PROVIDED TEXT -
==========
I use 4 inch hoses into the chip collector/DC unit. I bought a long hose, 27 ft I think, cut off a few feet to hook up the chip collector. I have a 4 inch fitting on the end of that hose that connects to 4 inch fittings. However, I have a lot of tools with a 2.5 inch hose and one that's about 1.5 inches. I bought adapters for those hoses the fit the small hose, but have a 4 inch male connector on the end. These only cost a small amount, but what I do is plug the 4 inch adapter to the end of the hose. The air flow of the 4 inch hose is tremendous, so all the smaller hoses hooked to it really suck, in a good way. The adapter at the end of the 4 inch also holds a tube I use to clean up the shop. 

Hose in 3 different lengths. Get one 7-8 ft longer than needed so you can hook up the Chip collector to the DC. Dust Right® 4'' Dia. Expandable Hoses | Rockler Woodworking and Hardware. You'll need this one item!

Hose reducers and connectors. To fit your hoses, take one to Rockler if you have one nearby. 2 inches, 2.5 inches is pretty much unreliable. You neet to fit hoses to connectors, or you'll get the same collection I have (snork).
==========
SHORT PROBLEM 1 -
Answer these questions using the dust collection text:
(a) What hose diameter feeds into the chip collector/DC unit?
(b) What else does the adapter at the end of the 4 inch hose hold?
(c) By how much should the purchased hose exceed the needed length?
SHORT PROBLEM 2 - Write a continuation of the dust collection text, beginning after its final sentence.

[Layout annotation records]
==========
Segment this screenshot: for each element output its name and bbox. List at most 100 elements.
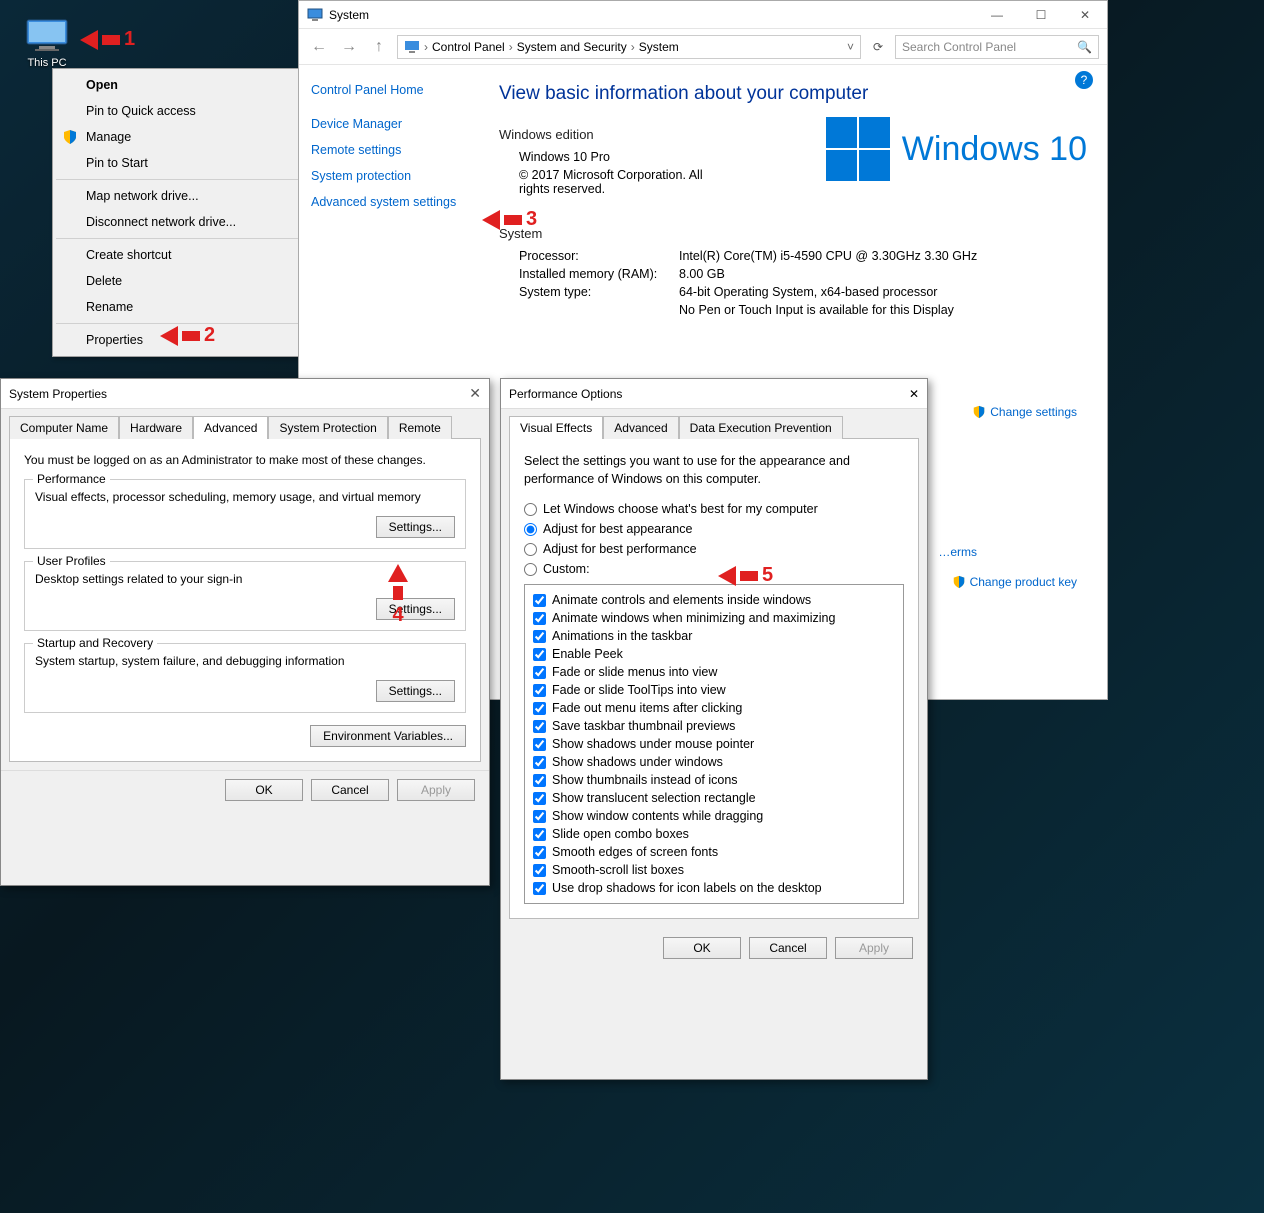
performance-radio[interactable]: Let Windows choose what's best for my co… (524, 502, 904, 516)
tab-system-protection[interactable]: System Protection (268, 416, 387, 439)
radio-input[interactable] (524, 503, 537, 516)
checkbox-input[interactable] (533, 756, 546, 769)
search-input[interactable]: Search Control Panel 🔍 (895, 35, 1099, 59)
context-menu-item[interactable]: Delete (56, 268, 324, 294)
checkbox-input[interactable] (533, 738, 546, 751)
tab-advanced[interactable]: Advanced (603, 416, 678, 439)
==========
RIGHT ANSWER 1 -
(a) 4 inches.
(b) A tube used to clean up the shop.
(c) 7-8 ft.

RIGHT ANSWER 2 -
The floor sweeping setup. Pull the long tubes off and you have a 4 inch connector into which your smaller hoses and reducers will fit. Rockler Dust Right® 4'' Quick Change Floor Sweep | Rockler Woodworking and Hardware You can get a metal spring clip from Rockler so you can hang the hose with adapter, then just plug the adapter fittings into the 4 inch hose adapter. Dust collection isn't exactly cheap, particularly the fittings. 

But if you don't take your hoses in to try the fittings out, you will spend a LOT of money trying to find stuff that actually fits. I don't know how hose and adapter measurements got so screwed up, but they did.

Somewhere along the line, I fed the exhaust through a wall. I recall getting a special tube for that purpose. I think it may still be in the wall. 

Let us know how it all worked out.

Just thinking about it a little. If you were to cut some openings into the DC chamber, you might be able to add a few extra filters so you can return the air back into the shop. Noise suppression may not be as high, but you will otherwise be pumping AC or heated air out of the shop. Just a thought. I put the 1 micron Wynn filter on so I could keep the air in the shop. We have temps ranging from 114 degrees down to 4 degrees, so pumping air out is not such a good idea. I wear a mask for additional filtering, just in case. No more coughing fits for me.


----------



## DesertRatTom (Jul 3, 2012)

On a related topic, Stick raised an issue of the lower quality and hidden costs of this unit. He suggested an alternative that is a little better than double the cost of the HF unit, but with a stronger impeller and 220 motor.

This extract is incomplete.